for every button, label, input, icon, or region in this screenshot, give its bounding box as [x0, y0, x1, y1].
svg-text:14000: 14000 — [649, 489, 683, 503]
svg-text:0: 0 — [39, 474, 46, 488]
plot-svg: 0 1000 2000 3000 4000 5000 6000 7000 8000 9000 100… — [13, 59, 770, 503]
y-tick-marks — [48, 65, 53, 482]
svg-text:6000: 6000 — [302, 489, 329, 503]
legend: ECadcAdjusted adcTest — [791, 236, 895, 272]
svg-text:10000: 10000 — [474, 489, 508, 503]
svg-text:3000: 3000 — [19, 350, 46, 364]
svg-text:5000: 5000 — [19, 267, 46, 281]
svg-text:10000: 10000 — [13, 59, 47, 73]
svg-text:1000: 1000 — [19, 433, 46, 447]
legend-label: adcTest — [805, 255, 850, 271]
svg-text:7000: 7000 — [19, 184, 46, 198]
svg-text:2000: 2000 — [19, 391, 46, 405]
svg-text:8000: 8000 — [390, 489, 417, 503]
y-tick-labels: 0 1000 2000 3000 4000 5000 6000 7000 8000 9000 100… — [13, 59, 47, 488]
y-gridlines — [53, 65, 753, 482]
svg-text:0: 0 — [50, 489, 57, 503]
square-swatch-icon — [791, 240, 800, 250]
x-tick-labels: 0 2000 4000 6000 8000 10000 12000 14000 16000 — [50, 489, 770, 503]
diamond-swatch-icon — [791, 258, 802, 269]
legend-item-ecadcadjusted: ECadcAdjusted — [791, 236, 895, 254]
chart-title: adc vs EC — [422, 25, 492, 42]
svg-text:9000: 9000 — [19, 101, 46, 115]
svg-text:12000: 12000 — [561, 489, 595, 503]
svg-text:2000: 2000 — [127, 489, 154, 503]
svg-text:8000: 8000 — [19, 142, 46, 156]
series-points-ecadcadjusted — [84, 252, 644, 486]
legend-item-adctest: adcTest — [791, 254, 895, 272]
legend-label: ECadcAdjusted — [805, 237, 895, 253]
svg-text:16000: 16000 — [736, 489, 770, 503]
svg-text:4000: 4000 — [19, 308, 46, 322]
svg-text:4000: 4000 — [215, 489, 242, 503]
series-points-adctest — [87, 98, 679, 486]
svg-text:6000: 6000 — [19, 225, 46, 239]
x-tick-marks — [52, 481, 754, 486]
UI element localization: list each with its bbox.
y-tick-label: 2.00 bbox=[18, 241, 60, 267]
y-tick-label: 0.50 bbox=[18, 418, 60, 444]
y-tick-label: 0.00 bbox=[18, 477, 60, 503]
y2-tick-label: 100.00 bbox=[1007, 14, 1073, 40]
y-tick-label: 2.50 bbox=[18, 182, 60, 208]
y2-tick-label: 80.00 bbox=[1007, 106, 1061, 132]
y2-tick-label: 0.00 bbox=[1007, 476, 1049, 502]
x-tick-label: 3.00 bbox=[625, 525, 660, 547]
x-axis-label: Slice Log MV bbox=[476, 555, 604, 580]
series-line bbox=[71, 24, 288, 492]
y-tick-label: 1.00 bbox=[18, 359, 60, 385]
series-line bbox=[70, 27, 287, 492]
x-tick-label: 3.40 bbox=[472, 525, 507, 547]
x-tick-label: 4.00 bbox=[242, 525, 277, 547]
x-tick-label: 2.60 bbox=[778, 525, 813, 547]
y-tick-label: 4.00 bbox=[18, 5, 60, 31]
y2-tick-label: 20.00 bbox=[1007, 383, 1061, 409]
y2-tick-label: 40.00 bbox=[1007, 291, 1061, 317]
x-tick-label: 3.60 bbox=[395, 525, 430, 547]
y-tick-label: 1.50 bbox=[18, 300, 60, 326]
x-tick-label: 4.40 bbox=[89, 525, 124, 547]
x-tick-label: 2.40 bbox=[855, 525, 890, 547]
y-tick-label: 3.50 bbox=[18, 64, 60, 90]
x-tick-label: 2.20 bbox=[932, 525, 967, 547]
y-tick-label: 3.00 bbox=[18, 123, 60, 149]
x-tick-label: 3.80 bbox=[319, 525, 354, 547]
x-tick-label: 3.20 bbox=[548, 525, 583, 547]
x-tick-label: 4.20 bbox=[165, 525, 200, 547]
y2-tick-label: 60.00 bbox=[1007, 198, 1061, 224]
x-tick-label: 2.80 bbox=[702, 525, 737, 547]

• _TASK GOAL_:
Rewrite all of the material above, changing "series-line" to "plot-line" and leaving everything else as it is.

• _COMPLETE OUTPUT_:
for every button, label, input, icon, or region in this screenshot, give its bounding box as [x0, y0, x1, y1].
svg-text:14000: 14000 — [649, 489, 683, 503]
svg-text:0: 0 — [39, 474, 46, 488]
plot-svg: 0 1000 2000 3000 4000 5000 6000 7000 8000 9000 100… — [13, 59, 770, 503]
y-tick-marks — [48, 65, 53, 482]
svg-text:6000: 6000 — [302, 489, 329, 503]
legend: ECadcAdjusted adcTest — [791, 236, 895, 272]
svg-text:10000: 10000 — [474, 489, 508, 503]
svg-text:3000: 3000 — [19, 350, 46, 364]
svg-text:5000: 5000 — [19, 267, 46, 281]
svg-text:10000: 10000 — [13, 59, 47, 73]
svg-text:1000: 1000 — [19, 433, 46, 447]
legend-label: adcTest — [805, 255, 850, 271]
svg-text:7000: 7000 — [19, 184, 46, 198]
svg-text:2000: 2000 — [19, 391, 46, 405]
svg-text:8000: 8000 — [390, 489, 417, 503]
y-tick-labels: 0 1000 2000 3000 4000 5000 6000 7000 8000 9000 100… — [13, 59, 47, 488]
y-gridlines — [53, 65, 753, 482]
svg-text:0: 0 — [50, 489, 57, 503]
square-swatch-icon — [791, 240, 800, 250]
x-tick-labels: 0 2000 4000 6000 8000 10000 12000 14000 16000 — [50, 489, 770, 503]
diamond-swatch-icon — [791, 258, 802, 269]
legend-item-ecadcadjusted: ECadcAdjusted — [791, 236, 895, 254]
chart-title: adc vs EC — [422, 25, 492, 42]
svg-text:9000: 9000 — [19, 101, 46, 115]
svg-text:12000: 12000 — [561, 489, 595, 503]
svg-text:2000: 2000 — [127, 489, 154, 503]
svg-text:8000: 8000 — [19, 142, 46, 156]
series-points-ecadcadjusted — [84, 252, 644, 486]
legend-item-adctest: adcTest — [791, 254, 895, 272]
legend-label: ECadcAdjusted — [805, 237, 895, 253]
svg-text:16000: 16000 — [736, 489, 770, 503]
svg-text:4000: 4000 — [19, 308, 46, 322]
svg-text:4000: 4000 — [215, 489, 242, 503]
series-points-adctest — [87, 98, 679, 486]
svg-text:6000: 6000 — [19, 225, 46, 239]
x-tick-marks — [52, 481, 754, 486]
UI element localization: list each with its bbox.
y-tick-label: 2.00 bbox=[18, 241, 60, 267]
y-tick-label: 0.50 bbox=[18, 418, 60, 444]
y-tick-label: 0.00 bbox=[18, 477, 60, 503]
y2-tick-label: 100.00 bbox=[1007, 14, 1073, 40]
y-tick-label: 2.50 bbox=[18, 182, 60, 208]
y2-tick-label: 80.00 bbox=[1007, 106, 1061, 132]
y2-tick-label: 0.00 bbox=[1007, 476, 1049, 502]
x-tick-label: 3.00 bbox=[625, 525, 660, 547]
x-axis-label: Slice Log MV bbox=[476, 555, 604, 580]
plot-line bbox=[71, 24, 288, 492]
y-tick-label: 1.00 bbox=[18, 359, 60, 385]
plot-line bbox=[70, 27, 287, 492]
x-tick-label: 3.40 bbox=[472, 525, 507, 547]
x-tick-label: 4.00 bbox=[242, 525, 277, 547]
x-tick-label: 2.60 bbox=[778, 525, 813, 547]
y-tick-label: 4.00 bbox=[18, 5, 60, 31]
y2-tick-label: 20.00 bbox=[1007, 383, 1061, 409]
y2-tick-label: 40.00 bbox=[1007, 291, 1061, 317]
x-tick-label: 3.60 bbox=[395, 525, 430, 547]
y-tick-label: 1.50 bbox=[18, 300, 60, 326]
x-tick-label: 4.40 bbox=[89, 525, 124, 547]
x-tick-label: 2.40 bbox=[855, 525, 890, 547]
y-tick-label: 3.50 bbox=[18, 64, 60, 90]
x-tick-label: 2.20 bbox=[932, 525, 967, 547]
y-tick-label: 3.00 bbox=[18, 123, 60, 149]
x-tick-label: 3.80 bbox=[319, 525, 354, 547]
x-tick-label: 3.20 bbox=[548, 525, 583, 547]
x-tick-label: 4.20 bbox=[165, 525, 200, 547]
y2-tick-label: 60.00 bbox=[1007, 198, 1061, 224]
x-tick-label: 2.80 bbox=[702, 525, 737, 547]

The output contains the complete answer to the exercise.